Every record should be repeated exactly, except that pictures are left out.

── EXERCISE INPUTS ──

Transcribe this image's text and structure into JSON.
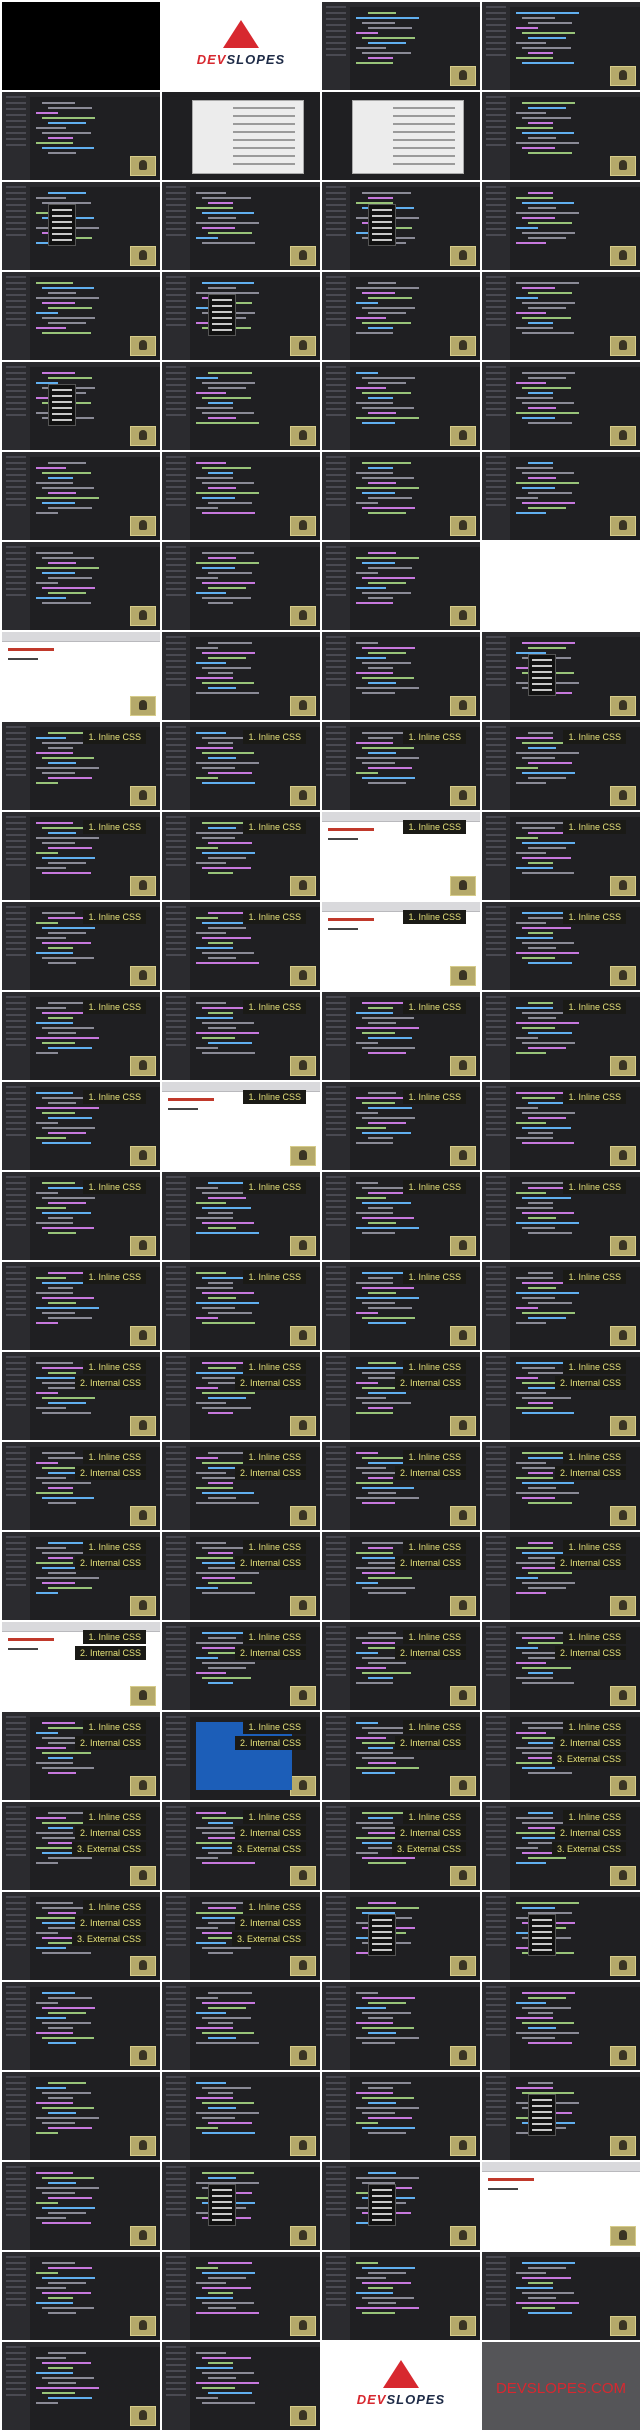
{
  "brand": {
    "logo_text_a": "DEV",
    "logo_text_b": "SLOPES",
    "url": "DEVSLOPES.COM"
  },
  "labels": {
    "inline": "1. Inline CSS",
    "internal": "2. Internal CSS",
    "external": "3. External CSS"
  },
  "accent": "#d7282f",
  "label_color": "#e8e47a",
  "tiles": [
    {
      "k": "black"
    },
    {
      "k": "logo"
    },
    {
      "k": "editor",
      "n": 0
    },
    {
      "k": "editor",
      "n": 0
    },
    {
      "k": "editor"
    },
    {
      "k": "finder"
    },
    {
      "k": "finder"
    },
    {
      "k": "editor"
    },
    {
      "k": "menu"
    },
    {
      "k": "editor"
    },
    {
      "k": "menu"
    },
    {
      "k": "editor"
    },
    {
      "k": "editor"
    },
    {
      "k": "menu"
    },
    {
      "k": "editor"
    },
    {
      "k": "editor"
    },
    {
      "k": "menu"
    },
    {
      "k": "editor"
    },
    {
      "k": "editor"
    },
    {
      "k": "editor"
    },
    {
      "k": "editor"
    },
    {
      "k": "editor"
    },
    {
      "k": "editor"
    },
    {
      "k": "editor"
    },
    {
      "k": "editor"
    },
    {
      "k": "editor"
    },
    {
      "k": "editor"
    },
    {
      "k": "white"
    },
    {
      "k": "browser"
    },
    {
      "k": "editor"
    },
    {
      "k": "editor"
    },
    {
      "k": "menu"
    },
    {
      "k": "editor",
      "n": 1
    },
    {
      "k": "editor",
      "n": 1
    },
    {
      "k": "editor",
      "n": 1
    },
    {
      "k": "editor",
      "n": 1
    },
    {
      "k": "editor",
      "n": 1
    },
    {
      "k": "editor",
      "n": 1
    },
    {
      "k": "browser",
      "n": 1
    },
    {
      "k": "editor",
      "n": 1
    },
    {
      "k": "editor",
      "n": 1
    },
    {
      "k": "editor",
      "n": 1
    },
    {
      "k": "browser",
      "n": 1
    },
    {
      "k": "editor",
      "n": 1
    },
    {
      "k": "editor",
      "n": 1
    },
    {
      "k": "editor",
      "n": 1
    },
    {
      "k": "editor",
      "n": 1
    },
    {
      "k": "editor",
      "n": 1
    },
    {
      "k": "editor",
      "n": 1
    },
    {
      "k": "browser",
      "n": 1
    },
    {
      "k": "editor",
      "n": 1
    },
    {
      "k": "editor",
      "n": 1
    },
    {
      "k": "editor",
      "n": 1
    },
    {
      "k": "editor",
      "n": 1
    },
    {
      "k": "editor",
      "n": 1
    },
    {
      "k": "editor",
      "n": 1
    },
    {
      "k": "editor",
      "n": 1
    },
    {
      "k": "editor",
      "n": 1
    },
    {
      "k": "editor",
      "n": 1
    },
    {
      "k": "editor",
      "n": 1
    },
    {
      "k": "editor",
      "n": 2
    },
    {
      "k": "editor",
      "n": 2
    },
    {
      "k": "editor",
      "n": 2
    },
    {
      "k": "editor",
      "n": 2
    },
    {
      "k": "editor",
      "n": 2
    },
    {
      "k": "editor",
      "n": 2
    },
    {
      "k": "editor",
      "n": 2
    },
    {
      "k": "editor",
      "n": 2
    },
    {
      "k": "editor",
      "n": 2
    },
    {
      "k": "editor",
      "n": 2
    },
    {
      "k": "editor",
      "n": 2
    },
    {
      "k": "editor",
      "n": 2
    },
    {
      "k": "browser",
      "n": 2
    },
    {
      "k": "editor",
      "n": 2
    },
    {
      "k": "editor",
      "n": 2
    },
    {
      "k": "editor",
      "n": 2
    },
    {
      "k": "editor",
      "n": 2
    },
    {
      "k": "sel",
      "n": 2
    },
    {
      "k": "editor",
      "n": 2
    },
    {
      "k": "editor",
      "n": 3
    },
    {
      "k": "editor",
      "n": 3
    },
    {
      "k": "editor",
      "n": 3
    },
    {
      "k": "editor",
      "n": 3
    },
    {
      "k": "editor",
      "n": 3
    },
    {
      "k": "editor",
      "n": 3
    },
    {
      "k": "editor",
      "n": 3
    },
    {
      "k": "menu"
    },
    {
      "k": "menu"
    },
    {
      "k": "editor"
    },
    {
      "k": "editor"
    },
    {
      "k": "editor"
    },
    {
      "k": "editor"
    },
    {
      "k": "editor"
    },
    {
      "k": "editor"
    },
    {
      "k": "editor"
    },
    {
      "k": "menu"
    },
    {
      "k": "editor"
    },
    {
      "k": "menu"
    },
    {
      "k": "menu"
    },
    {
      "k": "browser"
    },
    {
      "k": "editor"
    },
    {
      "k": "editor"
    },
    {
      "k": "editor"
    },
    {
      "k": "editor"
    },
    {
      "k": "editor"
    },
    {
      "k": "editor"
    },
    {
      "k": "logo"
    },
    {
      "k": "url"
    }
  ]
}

───

▶ **WORKED SOLUTION**
Transcribe this image's text and structure into JSON.
{
  "brand": {
    "logo_text_a": "DEV",
    "logo_text_b": "SLOPES",
    "url": "DEVSLOPES.COM"
  },
  "labels": {
    "inline": "1. Inline CSS",
    "internal": "2. Internal CSS",
    "external": "3. External CSS"
  },
  "accent": "#d7282f",
  "label_color": "#e8e47a",
  "tiles": [
    {
      "k": "black"
    },
    {
      "k": "logo"
    },
    {
      "k": "editor",
      "n": 0
    },
    {
      "k": "editor",
      "n": 0
    },
    {
      "k": "editor"
    },
    {
      "k": "finder"
    },
    {
      "k": "finder"
    },
    {
      "k": "editor"
    },
    {
      "k": "menu"
    },
    {
      "k": "editor"
    },
    {
      "k": "menu"
    },
    {
      "k": "editor"
    },
    {
      "k": "editor"
    },
    {
      "k": "menu"
    },
    {
      "k": "editor"
    },
    {
      "k": "editor"
    },
    {
      "k": "menu"
    },
    {
      "k": "editor"
    },
    {
      "k": "editor"
    },
    {
      "k": "editor"
    },
    {
      "k": "editor"
    },
    {
      "k": "editor"
    },
    {
      "k": "editor"
    },
    {
      "k": "editor"
    },
    {
      "k": "editor"
    },
    {
      "k": "editor"
    },
    {
      "k": "editor"
    },
    {
      "k": "white"
    },
    {
      "k": "browser"
    },
    {
      "k": "editor"
    },
    {
      "k": "editor"
    },
    {
      "k": "menu"
    },
    {
      "k": "editor",
      "n": 1
    },
    {
      "k": "editor",
      "n": 1
    },
    {
      "k": "editor",
      "n": 1
    },
    {
      "k": "editor",
      "n": 1
    },
    {
      "k": "editor",
      "n": 1
    },
    {
      "k": "editor",
      "n": 1
    },
    {
      "k": "browser",
      "n": 1
    },
    {
      "k": "editor",
      "n": 1
    },
    {
      "k": "editor",
      "n": 1
    },
    {
      "k": "editor",
      "n": 1
    },
    {
      "k": "browser",
      "n": 1
    },
    {
      "k": "editor",
      "n": 1
    },
    {
      "k": "editor",
      "n": 1
    },
    {
      "k": "editor",
      "n": 1
    },
    {
      "k": "editor",
      "n": 1
    },
    {
      "k": "editor",
      "n": 1
    },
    {
      "k": "editor",
      "n": 1
    },
    {
      "k": "browser",
      "n": 1
    },
    {
      "k": "editor",
      "n": 1
    },
    {
      "k": "editor",
      "n": 1
    },
    {
      "k": "editor",
      "n": 1
    },
    {
      "k": "editor",
      "n": 1
    },
    {
      "k": "editor",
      "n": 1
    },
    {
      "k": "editor",
      "n": 1
    },
    {
      "k": "editor",
      "n": 1
    },
    {
      "k": "editor",
      "n": 1
    },
    {
      "k": "editor",
      "n": 1
    },
    {
      "k": "editor",
      "n": 1
    },
    {
      "k": "editor",
      "n": 2
    },
    {
      "k": "editor",
      "n": 2
    },
    {
      "k": "editor",
      "n": 2
    },
    {
      "k": "editor",
      "n": 2
    },
    {
      "k": "editor",
      "n": 2
    },
    {
      "k": "editor",
      "n": 2
    },
    {
      "k": "editor",
      "n": 2
    },
    {
      "k": "editor",
      "n": 2
    },
    {
      "k": "editor",
      "n": 2
    },
    {
      "k": "editor",
      "n": 2
    },
    {
      "k": "editor",
      "n": 2
    },
    {
      "k": "editor",
      "n": 2
    },
    {
      "k": "browser",
      "n": 2
    },
    {
      "k": "editor",
      "n": 2
    },
    {
      "k": "editor",
      "n": 2
    },
    {
      "k": "editor",
      "n": 2
    },
    {
      "k": "editor",
      "n": 2
    },
    {
      "k": "sel",
      "n": 2
    },
    {
      "k": "editor",
      "n": 2
    },
    {
      "k": "editor",
      "n": 3
    },
    {
      "k": "editor",
      "n": 3
    },
    {
      "k": "editor",
      "n": 3
    },
    {
      "k": "editor",
      "n": 3
    },
    {
      "k": "editor",
      "n": 3
    },
    {
      "k": "editor",
      "n": 3
    },
    {
      "k": "editor",
      "n": 3
    },
    {
      "k": "menu"
    },
    {
      "k": "menu"
    },
    {
      "k": "editor"
    },
    {
      "k": "editor"
    },
    {
      "k": "editor"
    },
    {
      "k": "editor"
    },
    {
      "k": "editor"
    },
    {
      "k": "editor"
    },
    {
      "k": "editor"
    },
    {
      "k": "menu"
    },
    {
      "k": "editor"
    },
    {
      "k": "menu"
    },
    {
      "k": "menu"
    },
    {
      "k": "browser"
    },
    {
      "k": "editor"
    },
    {
      "k": "editor"
    },
    {
      "k": "editor"
    },
    {
      "k": "editor"
    },
    {
      "k": "editor"
    },
    {
      "k": "editor"
    },
    {
      "k": "logo"
    },
    {
      "k": "url"
    }
  ]
}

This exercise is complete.